## Given problem
All of the data should be output character for character, except the pictures.

## Data for this task
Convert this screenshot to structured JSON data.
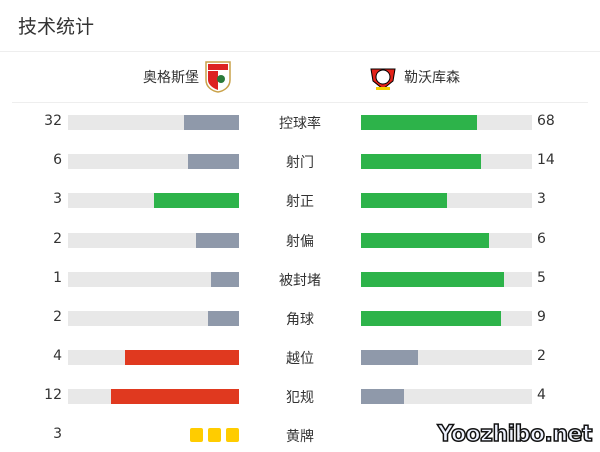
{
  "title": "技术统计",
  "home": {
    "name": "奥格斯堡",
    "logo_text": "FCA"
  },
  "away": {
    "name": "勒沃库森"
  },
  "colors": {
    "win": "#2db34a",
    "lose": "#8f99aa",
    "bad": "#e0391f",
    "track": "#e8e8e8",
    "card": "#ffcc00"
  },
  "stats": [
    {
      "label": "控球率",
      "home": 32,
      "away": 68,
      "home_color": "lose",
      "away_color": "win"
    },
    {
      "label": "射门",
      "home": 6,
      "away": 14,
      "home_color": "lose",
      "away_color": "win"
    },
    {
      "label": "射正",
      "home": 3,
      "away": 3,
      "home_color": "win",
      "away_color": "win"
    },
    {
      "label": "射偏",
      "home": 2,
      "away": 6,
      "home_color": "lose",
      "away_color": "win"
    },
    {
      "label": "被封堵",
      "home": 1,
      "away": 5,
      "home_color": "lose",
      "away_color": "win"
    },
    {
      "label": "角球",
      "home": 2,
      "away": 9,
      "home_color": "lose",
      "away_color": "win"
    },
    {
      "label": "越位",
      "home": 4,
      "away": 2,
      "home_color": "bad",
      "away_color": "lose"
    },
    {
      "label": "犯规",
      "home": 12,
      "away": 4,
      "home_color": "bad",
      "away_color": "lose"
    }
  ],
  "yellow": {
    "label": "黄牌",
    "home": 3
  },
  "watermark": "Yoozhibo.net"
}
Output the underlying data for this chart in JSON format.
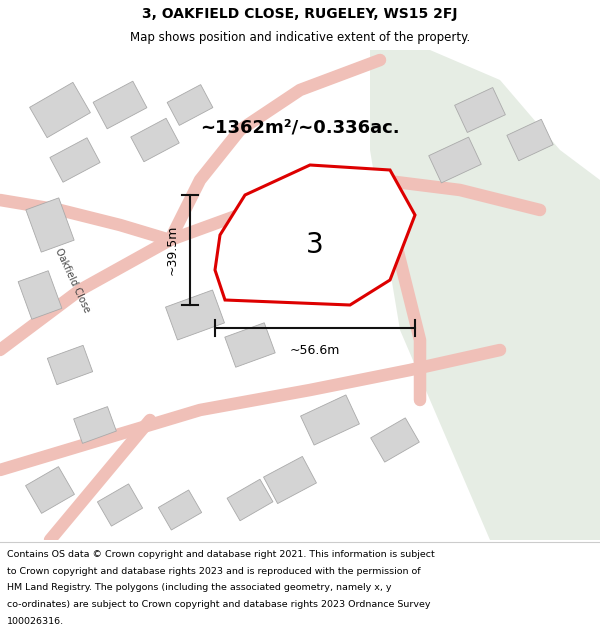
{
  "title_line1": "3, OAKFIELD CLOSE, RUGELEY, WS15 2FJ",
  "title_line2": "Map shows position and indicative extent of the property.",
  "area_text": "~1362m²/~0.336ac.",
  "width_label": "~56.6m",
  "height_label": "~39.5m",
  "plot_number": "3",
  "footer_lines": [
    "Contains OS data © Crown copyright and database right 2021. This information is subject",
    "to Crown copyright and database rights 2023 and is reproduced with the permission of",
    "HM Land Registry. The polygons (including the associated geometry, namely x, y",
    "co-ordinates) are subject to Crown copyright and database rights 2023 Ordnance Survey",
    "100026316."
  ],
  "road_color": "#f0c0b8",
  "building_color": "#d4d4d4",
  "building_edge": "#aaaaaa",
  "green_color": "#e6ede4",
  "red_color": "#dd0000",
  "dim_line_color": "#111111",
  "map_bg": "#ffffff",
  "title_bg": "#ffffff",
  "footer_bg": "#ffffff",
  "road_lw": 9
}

## Response
Convert this screenshot to structured JSON data.
{
  "title": "技术统计",
  "home": {
    "name": "奥格斯堡",
    "logo_text": "FCA"
  },
  "away": {
    "name": "勒沃库森"
  },
  "colors": {
    "win": "#2db34a",
    "lose": "#8f99aa",
    "bad": "#e0391f",
    "track": "#e8e8e8",
    "card": "#ffcc00"
  },
  "stats": [
    {
      "label": "控球率",
      "home": 32,
      "away": 68,
      "home_color": "lose",
      "away_color": "win"
    },
    {
      "label": "射门",
      "home": 6,
      "away": 14,
      "home_color": "lose",
      "away_color": "win"
    },
    {
      "label": "射正",
      "home": 3,
      "away": 3,
      "home_color": "win",
      "away_color": "win"
    },
    {
      "label": "射偏",
      "home": 2,
      "away": 6,
      "home_color": "lose",
      "away_color": "win"
    },
    {
      "label": "被封堵",
      "home": 1,
      "away": 5,
      "home_color": "lose",
      "away_color": "win"
    },
    {
      "label": "角球",
      "home": 2,
      "away": 9,
      "home_color": "lose",
      "away_color": "win"
    },
    {
      "label": "越位",
      "home": 4,
      "away": 2,
      "home_color": "bad",
      "away_color": "lose"
    },
    {
      "label": "犯规",
      "home": 12,
      "away": 4,
      "home_color": "bad",
      "away_color": "lose"
    }
  ],
  "yellow": {
    "label": "黄牌",
    "home": 3
  },
  "watermark": "Yoozhibo.net"
}
Output the underlying data for this chart in JSON format.
{
  "title_line1": "3, OAKFIELD CLOSE, RUGELEY, WS15 2FJ",
  "title_line2": "Map shows position and indicative extent of the property.",
  "area_text": "~1362m²/~0.336ac.",
  "width_label": "~56.6m",
  "height_label": "~39.5m",
  "plot_number": "3",
  "footer_lines": [
    "Contains OS data © Crown copyright and database right 2021. This information is subject",
    "to Crown copyright and database rights 2023 and is reproduced with the permission of",
    "HM Land Registry. The polygons (including the associated geometry, namely x, y",
    "co-ordinates) are subject to Crown copyright and database rights 2023 Ordnance Survey",
    "100026316."
  ],
  "road_color": "#f0c0b8",
  "building_color": "#d4d4d4",
  "building_edge": "#aaaaaa",
  "green_color": "#e6ede4",
  "red_color": "#dd0000",
  "dim_line_color": "#111111",
  "map_bg": "#ffffff",
  "title_bg": "#ffffff",
  "footer_bg": "#ffffff",
  "road_lw": 9
}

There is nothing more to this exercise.